Required task: Read the listing below and copy out every line that holds "ylabel".

Entries provided:

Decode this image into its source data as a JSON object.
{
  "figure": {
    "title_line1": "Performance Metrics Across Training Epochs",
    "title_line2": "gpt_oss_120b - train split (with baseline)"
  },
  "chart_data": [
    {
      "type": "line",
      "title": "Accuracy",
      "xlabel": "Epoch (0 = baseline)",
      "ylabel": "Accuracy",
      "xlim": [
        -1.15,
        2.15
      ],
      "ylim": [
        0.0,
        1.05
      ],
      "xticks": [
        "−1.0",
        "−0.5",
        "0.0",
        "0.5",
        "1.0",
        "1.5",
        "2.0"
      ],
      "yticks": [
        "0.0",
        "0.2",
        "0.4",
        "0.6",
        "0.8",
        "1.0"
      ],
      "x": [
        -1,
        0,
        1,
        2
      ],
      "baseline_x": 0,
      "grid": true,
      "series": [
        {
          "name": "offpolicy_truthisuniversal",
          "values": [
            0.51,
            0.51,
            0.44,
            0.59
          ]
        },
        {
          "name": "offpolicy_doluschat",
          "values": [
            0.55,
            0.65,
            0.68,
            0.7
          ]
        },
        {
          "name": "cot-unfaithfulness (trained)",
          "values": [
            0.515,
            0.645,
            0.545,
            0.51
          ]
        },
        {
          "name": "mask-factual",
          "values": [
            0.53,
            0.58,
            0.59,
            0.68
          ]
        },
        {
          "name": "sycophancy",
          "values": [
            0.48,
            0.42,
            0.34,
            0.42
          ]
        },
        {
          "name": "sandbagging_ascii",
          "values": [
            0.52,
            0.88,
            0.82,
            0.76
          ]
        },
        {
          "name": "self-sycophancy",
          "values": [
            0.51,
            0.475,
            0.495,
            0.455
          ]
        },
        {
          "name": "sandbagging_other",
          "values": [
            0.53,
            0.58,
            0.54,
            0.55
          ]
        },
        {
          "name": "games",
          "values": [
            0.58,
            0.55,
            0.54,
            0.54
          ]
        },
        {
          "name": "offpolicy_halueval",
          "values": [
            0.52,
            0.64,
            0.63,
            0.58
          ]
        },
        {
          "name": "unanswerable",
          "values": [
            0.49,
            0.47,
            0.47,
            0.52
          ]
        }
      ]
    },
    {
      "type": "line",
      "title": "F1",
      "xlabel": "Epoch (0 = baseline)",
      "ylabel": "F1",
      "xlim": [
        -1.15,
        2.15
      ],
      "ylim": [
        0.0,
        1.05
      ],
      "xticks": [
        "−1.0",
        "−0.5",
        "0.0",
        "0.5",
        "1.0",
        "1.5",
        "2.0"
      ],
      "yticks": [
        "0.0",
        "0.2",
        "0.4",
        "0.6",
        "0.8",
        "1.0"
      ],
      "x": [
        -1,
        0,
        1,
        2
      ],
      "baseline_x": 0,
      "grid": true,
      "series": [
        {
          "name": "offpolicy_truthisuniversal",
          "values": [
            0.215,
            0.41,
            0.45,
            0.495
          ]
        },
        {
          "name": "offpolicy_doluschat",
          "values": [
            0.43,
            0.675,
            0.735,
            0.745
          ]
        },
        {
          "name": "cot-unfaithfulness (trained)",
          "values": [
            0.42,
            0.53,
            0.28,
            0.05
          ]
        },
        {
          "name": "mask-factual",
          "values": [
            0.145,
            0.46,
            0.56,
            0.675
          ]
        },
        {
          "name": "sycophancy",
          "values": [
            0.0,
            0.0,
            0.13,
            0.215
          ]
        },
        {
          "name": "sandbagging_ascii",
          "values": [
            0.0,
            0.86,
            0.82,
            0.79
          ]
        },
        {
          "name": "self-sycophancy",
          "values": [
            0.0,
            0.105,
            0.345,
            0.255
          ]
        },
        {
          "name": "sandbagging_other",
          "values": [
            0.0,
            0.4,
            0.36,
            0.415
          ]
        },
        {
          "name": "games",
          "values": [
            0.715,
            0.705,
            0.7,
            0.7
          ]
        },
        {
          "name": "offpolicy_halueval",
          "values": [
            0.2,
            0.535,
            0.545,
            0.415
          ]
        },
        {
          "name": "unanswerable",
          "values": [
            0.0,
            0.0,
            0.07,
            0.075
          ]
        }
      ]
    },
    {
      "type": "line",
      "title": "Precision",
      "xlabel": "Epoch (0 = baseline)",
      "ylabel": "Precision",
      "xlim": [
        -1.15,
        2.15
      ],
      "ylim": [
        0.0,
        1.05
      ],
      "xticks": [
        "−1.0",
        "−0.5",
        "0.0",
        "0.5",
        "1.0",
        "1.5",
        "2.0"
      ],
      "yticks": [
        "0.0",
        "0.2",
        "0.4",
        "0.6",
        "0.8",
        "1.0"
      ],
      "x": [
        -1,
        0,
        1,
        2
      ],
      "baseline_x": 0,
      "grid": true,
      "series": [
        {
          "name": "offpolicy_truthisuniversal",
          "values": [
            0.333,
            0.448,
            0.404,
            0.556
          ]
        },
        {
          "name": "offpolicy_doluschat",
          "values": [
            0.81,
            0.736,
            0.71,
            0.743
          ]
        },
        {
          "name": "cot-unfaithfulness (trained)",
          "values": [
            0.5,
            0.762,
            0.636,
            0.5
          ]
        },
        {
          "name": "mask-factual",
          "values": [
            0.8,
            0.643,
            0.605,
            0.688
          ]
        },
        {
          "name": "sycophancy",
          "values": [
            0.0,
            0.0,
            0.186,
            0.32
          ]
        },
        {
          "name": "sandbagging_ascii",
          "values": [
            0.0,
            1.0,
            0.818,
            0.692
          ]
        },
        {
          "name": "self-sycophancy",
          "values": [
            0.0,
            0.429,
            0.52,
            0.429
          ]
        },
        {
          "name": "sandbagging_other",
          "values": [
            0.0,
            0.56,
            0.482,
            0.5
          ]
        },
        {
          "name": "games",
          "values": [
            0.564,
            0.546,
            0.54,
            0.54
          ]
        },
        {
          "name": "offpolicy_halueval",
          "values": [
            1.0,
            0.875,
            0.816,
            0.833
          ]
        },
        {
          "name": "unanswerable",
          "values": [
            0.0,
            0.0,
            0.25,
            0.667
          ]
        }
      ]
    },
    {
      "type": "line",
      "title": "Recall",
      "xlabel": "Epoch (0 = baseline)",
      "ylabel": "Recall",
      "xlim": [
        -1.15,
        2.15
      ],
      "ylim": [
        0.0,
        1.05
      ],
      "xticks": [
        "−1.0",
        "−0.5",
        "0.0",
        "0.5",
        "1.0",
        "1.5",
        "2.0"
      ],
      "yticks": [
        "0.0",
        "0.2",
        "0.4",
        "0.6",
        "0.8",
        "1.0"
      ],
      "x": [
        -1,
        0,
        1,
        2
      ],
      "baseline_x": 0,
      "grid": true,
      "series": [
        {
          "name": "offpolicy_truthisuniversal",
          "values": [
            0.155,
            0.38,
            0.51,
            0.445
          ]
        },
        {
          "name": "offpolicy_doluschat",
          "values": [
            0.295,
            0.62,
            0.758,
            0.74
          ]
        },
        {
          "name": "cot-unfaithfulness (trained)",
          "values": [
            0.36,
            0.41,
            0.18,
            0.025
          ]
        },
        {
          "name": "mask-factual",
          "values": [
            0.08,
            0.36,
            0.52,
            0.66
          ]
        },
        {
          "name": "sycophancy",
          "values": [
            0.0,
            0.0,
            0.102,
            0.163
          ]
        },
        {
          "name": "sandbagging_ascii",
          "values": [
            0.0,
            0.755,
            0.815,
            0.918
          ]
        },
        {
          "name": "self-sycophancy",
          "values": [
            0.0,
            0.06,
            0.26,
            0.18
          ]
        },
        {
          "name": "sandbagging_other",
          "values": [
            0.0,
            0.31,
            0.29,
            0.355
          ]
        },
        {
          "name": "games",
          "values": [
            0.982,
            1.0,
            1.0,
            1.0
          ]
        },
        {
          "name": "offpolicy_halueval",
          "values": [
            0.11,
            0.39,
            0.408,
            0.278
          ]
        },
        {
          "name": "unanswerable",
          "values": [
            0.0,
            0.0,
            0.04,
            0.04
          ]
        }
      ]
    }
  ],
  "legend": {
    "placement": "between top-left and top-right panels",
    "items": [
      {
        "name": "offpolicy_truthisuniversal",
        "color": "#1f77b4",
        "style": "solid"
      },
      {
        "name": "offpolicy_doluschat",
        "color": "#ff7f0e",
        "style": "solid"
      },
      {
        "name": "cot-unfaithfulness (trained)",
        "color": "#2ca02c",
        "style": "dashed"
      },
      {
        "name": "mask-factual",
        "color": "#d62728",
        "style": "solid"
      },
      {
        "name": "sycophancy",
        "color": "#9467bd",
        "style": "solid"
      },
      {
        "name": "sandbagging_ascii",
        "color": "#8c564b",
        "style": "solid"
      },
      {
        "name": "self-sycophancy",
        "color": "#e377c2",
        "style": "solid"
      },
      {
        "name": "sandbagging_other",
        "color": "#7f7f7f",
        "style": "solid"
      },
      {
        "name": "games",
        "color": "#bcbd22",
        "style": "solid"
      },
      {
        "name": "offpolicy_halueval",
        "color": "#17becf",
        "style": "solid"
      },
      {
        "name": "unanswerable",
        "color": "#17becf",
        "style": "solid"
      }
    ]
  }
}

Exercise result:
      "ylabel": "Accuracy",
      "ylabel": "F1",
      "ylabel": "Precision",
      "ylabel": "Recall",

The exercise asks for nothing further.